## Challenge
Each line of the listing that contains the word "Mouse" is to be copied.
[START OF Material for the task]
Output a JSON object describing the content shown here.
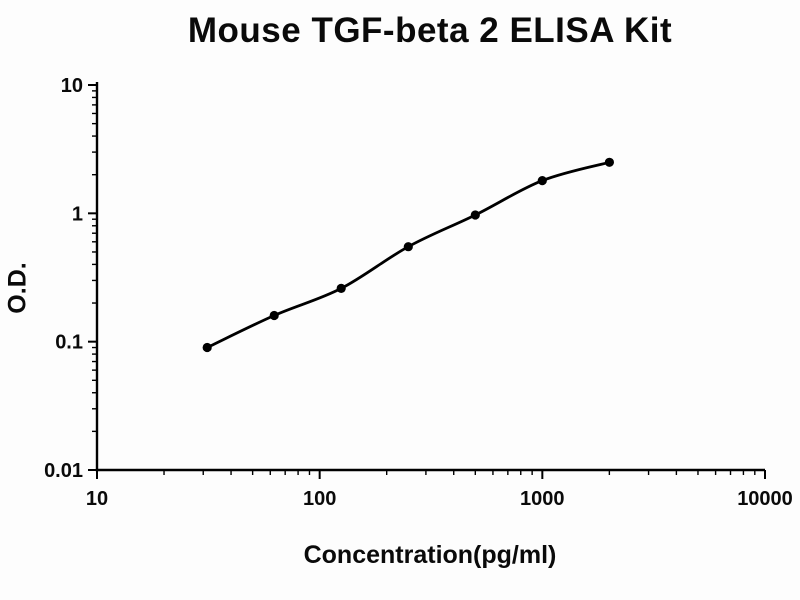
{
  "title": "Mouse TGF-beta 2 ELISA Kit",
  "chart_data": {
    "type": "line",
    "title": "Mouse TGF-beta 2 ELISA Kit",
    "xlabel": "Concentration(pg/ml)",
    "ylabel": "O.D.",
    "xscale": "log",
    "yscale": "log",
    "xlim": [
      10,
      10000
    ],
    "ylim": [
      0.01,
      10
    ],
    "x": [
      31.25,
      62.5,
      125,
      250,
      500,
      1000,
      2000
    ],
    "y": [
      0.09,
      0.16,
      0.26,
      0.55,
      0.97,
      1.8,
      2.5
    ],
    "xticks": [
      10,
      100,
      1000,
      10000
    ],
    "yticks": [
      0.01,
      0.1,
      1,
      10
    ],
    "xtick_labels": [
      "10",
      "100",
      "1000",
      "10000"
    ],
    "ytick_labels": [
      "0.01",
      "0.1",
      "1",
      "10"
    ],
    "grid": false,
    "legend_position": "none",
    "marker": "circle",
    "line_color": "#000000",
    "marker_color": "#000000",
    "background_color": "#fdfdfd"
  }
}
[END OF Material for the task]
## Answer to this exercise
  "title": "Mouse TGF-beta 2 ELISA Kit",
    "title": "Mouse TGF-beta 2 ELISA Kit",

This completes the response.